_WORK TASK A:_ Reproduce the passage on Donald Trump's rise between "There are clear" and "wounds (Logan 2011).", inclusive.
_WORK TASK B:_ Go on with the essay about Donald Trump's appeal to white American men, picking up after its last sentence.

_PASSAGE FOR REVIEW:_
- Opening Delimiter -

Donald Trump has risen to become the Republican Party’s presumptive nominee over the strenuous objections of just about every rightist who’s ever lifted a pen.

Members of the Republican establishment, for their part, have been bitterly divided over the candidate. While some openly support him, others, such as former Massachusetts governor and 2012 Republican presidential candidate Mitt Romney, have vigorously denounced him. For the majority of Republican elected officials, however, Trump appears to be an albatross wrapped around their necks; the clear, if inexplicable, choice of their base, a man that they must hold their noses to accept and endorse through gritted teeth.

Making America Great Again

Trump is now one of two people that will become the next president of the United States. His run-away success in the race thus far comes despite condemnation from the American left and the conservative media and the limited, grudging support of GOP insiders. Trump’s rise cannot, therefore, be explained on the basis of conventional political allegiances and the normal workings of the two-party system. The key to his ascendency lies, instead, in his ability to appeal directly to the rage and aggrievement of a powerful key demographic- working and middle-class white American men, and his concomitant promise to elevate white American manhood again to its rightful place of dominance and superiority.

There are clear parallels, in my reading, between Obama’s first race for the White House and Trump’s current bid. In the 2008 campaign, Obama figured as a kind of black “messiah” or “savior” figure among white liberals, endowed with “superhuman powers” to “redeem” white Americans and to heal the nation’s racial wounds (Logan 2011).

Trump occupies a similar role in this race among his supporters on the right. He figures in the election as a populist superhero, a crusader and champion of the cause of a right-wing white masculinity that perceives itself to be profoundly imperiled and deeply aggrieved. Brash, braggadocios, and unapologetic, Trump’s racialized, patriarchal rhetoric articulates a rage rooted in a deeply felt loss of racial and gendered entitlement. For an angry, dying brand of white American masculinity, he stands as validation, spokesman, and belligerent defender.

- Closing Delimiter -

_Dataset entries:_
- Opening Delimiter -

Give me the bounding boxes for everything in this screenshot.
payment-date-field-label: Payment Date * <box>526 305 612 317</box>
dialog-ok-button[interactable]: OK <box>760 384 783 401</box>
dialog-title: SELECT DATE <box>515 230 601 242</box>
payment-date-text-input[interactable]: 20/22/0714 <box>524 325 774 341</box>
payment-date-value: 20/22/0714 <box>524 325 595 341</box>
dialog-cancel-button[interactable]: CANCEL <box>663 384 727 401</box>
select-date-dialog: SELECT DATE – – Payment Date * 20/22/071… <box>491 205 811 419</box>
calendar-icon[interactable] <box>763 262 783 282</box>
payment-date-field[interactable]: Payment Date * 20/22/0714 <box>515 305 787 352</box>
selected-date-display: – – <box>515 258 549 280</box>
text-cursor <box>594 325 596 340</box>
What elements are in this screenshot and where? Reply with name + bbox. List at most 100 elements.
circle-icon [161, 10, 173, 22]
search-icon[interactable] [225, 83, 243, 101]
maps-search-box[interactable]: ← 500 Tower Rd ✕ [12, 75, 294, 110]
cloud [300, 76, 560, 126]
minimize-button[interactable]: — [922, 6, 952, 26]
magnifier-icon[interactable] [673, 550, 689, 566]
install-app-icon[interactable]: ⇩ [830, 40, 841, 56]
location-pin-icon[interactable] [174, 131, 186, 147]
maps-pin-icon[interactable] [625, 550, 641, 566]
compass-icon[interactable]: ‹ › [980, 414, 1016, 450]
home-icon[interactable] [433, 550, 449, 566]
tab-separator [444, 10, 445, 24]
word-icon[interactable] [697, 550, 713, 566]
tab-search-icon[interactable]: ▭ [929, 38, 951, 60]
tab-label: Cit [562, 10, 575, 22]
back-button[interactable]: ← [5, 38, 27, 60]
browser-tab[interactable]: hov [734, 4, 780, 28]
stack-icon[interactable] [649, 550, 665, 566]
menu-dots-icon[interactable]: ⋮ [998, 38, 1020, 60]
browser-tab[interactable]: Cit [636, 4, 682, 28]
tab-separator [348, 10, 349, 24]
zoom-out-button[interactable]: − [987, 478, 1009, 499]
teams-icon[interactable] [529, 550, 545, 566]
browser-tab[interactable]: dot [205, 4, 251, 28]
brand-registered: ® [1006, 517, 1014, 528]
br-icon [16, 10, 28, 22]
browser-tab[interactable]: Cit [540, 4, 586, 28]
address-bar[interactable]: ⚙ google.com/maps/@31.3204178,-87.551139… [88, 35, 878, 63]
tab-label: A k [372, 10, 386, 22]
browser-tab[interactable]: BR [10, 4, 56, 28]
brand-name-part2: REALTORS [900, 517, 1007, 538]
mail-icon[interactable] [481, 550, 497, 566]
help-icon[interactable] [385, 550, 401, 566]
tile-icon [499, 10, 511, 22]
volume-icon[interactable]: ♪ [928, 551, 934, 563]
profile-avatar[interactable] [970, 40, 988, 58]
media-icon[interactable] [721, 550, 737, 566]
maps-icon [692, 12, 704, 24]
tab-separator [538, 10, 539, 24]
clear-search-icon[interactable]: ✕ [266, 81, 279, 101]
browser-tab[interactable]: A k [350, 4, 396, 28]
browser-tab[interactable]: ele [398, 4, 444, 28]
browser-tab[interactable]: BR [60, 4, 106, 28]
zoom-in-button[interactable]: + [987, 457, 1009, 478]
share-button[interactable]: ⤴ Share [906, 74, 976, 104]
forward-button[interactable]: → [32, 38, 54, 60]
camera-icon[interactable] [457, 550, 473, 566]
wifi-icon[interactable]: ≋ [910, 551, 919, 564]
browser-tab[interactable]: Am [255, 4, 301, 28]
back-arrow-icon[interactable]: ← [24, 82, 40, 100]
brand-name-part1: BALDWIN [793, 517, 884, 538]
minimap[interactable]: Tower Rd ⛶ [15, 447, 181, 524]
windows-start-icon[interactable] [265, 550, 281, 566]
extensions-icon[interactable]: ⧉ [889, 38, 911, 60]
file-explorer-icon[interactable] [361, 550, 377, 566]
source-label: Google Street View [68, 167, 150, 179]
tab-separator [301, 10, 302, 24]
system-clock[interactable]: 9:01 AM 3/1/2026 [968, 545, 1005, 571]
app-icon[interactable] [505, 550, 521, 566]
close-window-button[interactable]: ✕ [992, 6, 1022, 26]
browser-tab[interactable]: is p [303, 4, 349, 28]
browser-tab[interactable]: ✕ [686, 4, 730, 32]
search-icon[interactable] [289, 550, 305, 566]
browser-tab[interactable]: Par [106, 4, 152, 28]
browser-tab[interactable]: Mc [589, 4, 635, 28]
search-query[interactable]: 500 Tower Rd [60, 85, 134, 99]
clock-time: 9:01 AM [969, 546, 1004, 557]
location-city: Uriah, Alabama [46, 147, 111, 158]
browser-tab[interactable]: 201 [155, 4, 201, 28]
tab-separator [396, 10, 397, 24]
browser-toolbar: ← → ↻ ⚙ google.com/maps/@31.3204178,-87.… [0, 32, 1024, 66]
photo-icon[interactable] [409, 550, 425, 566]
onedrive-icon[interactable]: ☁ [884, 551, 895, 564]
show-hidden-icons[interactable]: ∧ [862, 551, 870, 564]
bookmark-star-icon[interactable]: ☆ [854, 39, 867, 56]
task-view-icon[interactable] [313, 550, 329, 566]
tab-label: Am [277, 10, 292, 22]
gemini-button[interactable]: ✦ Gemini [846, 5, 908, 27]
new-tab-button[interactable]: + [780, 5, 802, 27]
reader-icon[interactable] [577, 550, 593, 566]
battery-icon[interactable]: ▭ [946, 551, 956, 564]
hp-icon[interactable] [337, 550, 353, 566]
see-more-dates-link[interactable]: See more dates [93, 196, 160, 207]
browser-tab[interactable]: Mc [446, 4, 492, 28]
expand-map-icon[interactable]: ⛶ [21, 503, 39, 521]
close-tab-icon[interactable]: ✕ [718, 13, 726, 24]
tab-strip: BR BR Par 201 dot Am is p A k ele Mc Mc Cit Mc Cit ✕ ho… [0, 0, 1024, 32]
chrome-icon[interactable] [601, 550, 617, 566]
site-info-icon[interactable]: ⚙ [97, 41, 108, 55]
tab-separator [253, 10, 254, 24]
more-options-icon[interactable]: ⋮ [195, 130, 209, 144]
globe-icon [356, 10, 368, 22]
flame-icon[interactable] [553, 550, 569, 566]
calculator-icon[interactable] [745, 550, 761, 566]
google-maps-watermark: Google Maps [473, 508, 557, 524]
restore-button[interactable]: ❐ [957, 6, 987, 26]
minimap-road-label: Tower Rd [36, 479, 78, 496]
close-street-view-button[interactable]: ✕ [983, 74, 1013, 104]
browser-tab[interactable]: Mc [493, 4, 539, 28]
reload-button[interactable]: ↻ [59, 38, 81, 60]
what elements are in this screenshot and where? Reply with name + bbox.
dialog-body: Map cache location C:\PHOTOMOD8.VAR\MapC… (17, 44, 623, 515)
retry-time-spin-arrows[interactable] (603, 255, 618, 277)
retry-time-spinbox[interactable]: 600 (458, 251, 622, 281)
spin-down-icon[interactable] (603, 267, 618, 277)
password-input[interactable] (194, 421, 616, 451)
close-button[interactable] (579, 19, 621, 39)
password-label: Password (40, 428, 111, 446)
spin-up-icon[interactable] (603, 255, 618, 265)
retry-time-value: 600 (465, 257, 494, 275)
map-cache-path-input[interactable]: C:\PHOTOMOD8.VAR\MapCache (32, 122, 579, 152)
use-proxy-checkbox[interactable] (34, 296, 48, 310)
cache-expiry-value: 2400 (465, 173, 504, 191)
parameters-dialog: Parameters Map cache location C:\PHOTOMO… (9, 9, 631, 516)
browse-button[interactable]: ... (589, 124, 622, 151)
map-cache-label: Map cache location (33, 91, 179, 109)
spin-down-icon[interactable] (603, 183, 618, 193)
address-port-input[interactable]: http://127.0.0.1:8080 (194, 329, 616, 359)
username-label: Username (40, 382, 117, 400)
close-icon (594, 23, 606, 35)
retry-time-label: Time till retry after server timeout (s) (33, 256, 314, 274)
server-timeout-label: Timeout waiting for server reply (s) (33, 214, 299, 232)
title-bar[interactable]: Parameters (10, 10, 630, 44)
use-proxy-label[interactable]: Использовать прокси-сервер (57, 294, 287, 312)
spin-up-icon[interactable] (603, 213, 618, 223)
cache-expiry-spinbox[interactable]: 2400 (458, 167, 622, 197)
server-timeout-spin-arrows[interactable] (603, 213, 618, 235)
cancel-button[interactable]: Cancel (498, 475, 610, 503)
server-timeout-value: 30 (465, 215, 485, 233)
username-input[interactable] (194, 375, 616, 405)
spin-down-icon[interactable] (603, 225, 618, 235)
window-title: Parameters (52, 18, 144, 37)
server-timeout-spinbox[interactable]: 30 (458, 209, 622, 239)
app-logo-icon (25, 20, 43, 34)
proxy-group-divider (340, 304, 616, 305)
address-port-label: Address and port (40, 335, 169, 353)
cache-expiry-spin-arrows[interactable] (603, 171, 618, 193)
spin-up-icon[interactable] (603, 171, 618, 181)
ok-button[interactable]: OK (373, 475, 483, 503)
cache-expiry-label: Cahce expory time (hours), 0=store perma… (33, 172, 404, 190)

- Closing Delimiter -

_TASK ANSWER A:_
There are clear parallels, in my reading, between Obama’s first race for the White House and Trump’s current bid. In the 2008 campaign, Obama figured as a kind of black “messiah” or “savior” figure among white liberals, endowed with “superhuman powers” to “redeem” white Americans and to heal the nation’s racial wounds (Logan 2011).

_TASK ANSWER B:_
Trump’s candidacy can be described as a response to Obama’s presidencies (race) to Hillary Clinton’s rise (gender)—both made him more possible, more likely at this time. He is also a response to the “dog-whistle politics” of racial and gendered resentment and the blatant obstructionism of President Obama’s policies practiced by Republican leaders during the last 8 years. But the anger and aggrievement fueling Trump’s rise have much deeper roots as well; grounded in a decades-long resentment of those- “minorities,” immigrants, feminists, gays and liberals – who have usurped “our” country and taken away “our” freedoms. Whereas white males have been the losers in American culture for decades now, Trump boldly declares that he is a “winner,” “always” winning. Whereas the U.S. has for too long been going down the drain, Trump proclaims that he will “Make America Great Again,” restoring to prominence the powerful triumvirate of whiteness, masculinity, and American global dominance.

The election thus, has come to reframe the broader culture war in the United States. What is at stake is a definition of who and what America is, who is a person, who has rights, who is fully entitled, and who is a pariah. Just how far should we take this “equality” thing anyway. As one journalist writes,

This election is a referendum on the existence and civic participation of Americans who are not white men — as voters, as citizens, as workers, as members of the military, as presidents.

However haltingly and painfully, change is coming to America. But a core of white American men- many of them Trump supporters- are in open revolt. Railing against the cultural and demographic shifts taking place in the U.S., they have pledged allegiance to the demagogue and authoritarian that gives voice to their rage. Trump now elevates and legitimizes the most base instincts and bigotry of certain portions of the electorate. Thus it is assured that, even given his likely electoral defeat, there are many more years of ugliness and conflict around race, immigration and a host of other issues, to come.

Dr. Enid Logan is an Associate Professor of Sociology at the University of Minnesota.